Supplied data
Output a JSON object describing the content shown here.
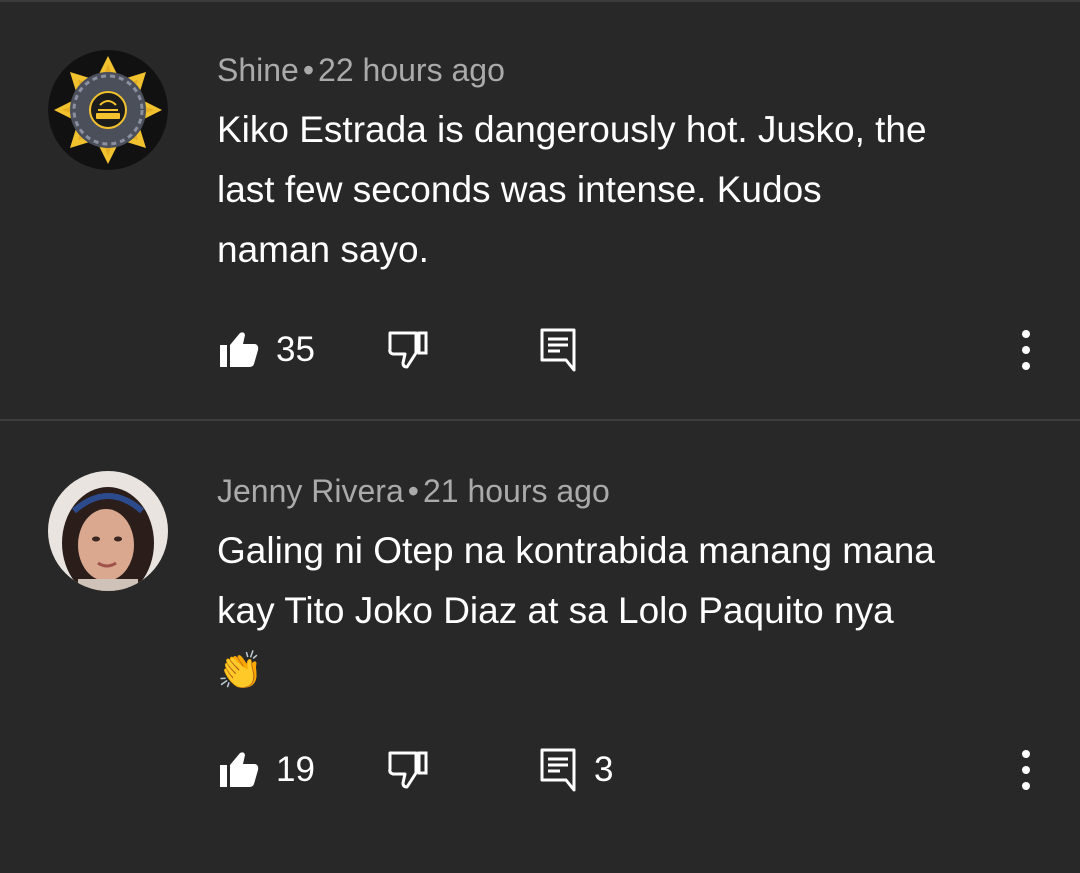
{
  "comments": [
    {
      "author": "Shine",
      "separator": "•",
      "time": "22 hours ago",
      "lines": [
        "Kiko Estrada is dangerously hot. Jusko, the",
        "last few seconds was intense. Kudos",
        "naman sayo."
      ],
      "likes": "35",
      "replies": ""
    },
    {
      "author": "Jenny Rivera",
      "separator": "•",
      "time": "21 hours ago",
      "lines": [
        "Galing ni Otep na kontrabida manang mana",
        "kay Tito Joko Diaz at sa Lolo Paquito nya",
        "👏"
      ],
      "likes": "19",
      "replies": "3"
    }
  ],
  "icons": {
    "like": "thumb-up-icon",
    "dislike": "thumb-down-icon",
    "reply": "comment-icon",
    "more": "more-vert-icon"
  },
  "colors": {
    "background": "#282828",
    "meta_text": "#aaaaaa",
    "body_text": "#ffffff",
    "avatar_gold": "#f2c12e"
  }
}
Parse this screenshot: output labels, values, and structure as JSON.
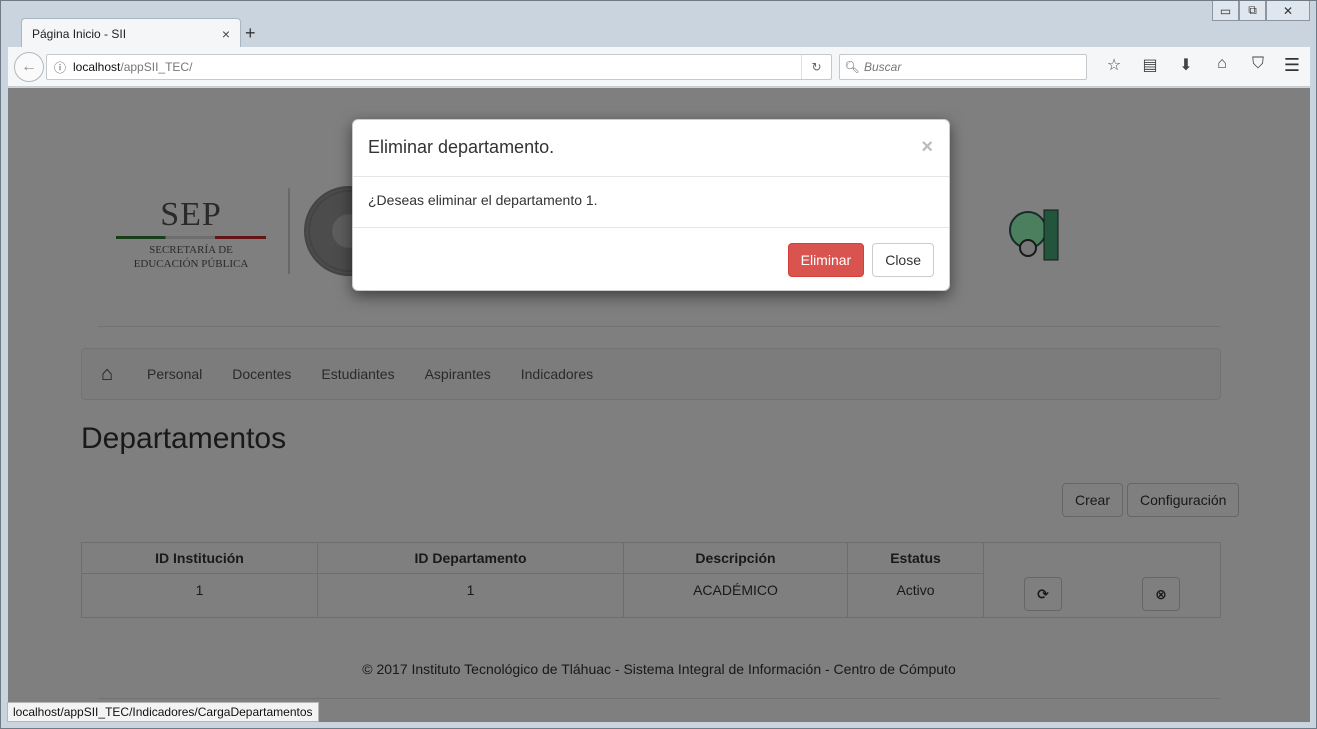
{
  "browser": {
    "tab_title": "Página Inicio - SII",
    "tab_close": "×",
    "new_tab": "+",
    "url_host": "localhost",
    "url_path": "/appSII_TEC/",
    "search_placeholder": "Buscar",
    "status_url": "localhost/appSII_TEC/Indicadores/CargaDepartamentos"
  },
  "logos": {
    "sep_word": "SEP",
    "sep_line1": "SECRETARÍA DE",
    "sep_line2": "EDUCACIÓN PÚBLICA"
  },
  "nav": {
    "items": [
      "Personal",
      "Docentes",
      "Estudiantes",
      "Aspirantes",
      "Indicadores"
    ]
  },
  "page": {
    "title": "Departamentos",
    "create_label": "Crear",
    "config_label": "Configuración"
  },
  "table": {
    "headers": [
      "ID Institución",
      "ID Departamento",
      "Descripción",
      "Estatus",
      ""
    ],
    "rows": [
      {
        "id_institucion": "1",
        "id_departamento": "1",
        "descripcion": "ACADÉMICO",
        "estatus": "Activo"
      }
    ]
  },
  "footer": {
    "text": "© 2017 Instituto Tecnológico de Tláhuac - Sistema Integral de Información - Centro de Cómputo"
  },
  "modal": {
    "title": "Eliminar departamento.",
    "close_glyph": "×",
    "body": "¿Deseas eliminar el departamento 1.",
    "confirm_label": "Eliminar",
    "close_label": "Close"
  },
  "colors": {
    "danger": "#d9534f",
    "overlay": "rgba(0,0,0,0.5)"
  }
}
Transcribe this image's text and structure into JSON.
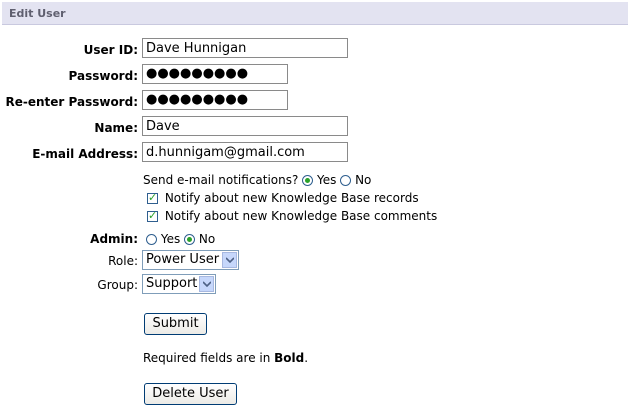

Task
Filter the records for lines holding the string "localhost". Copy each one.

Written response
    "url_host": "localhost",
    "status_url": "localhost/appSII_TEC/Indicadores/CargaDepartamentos"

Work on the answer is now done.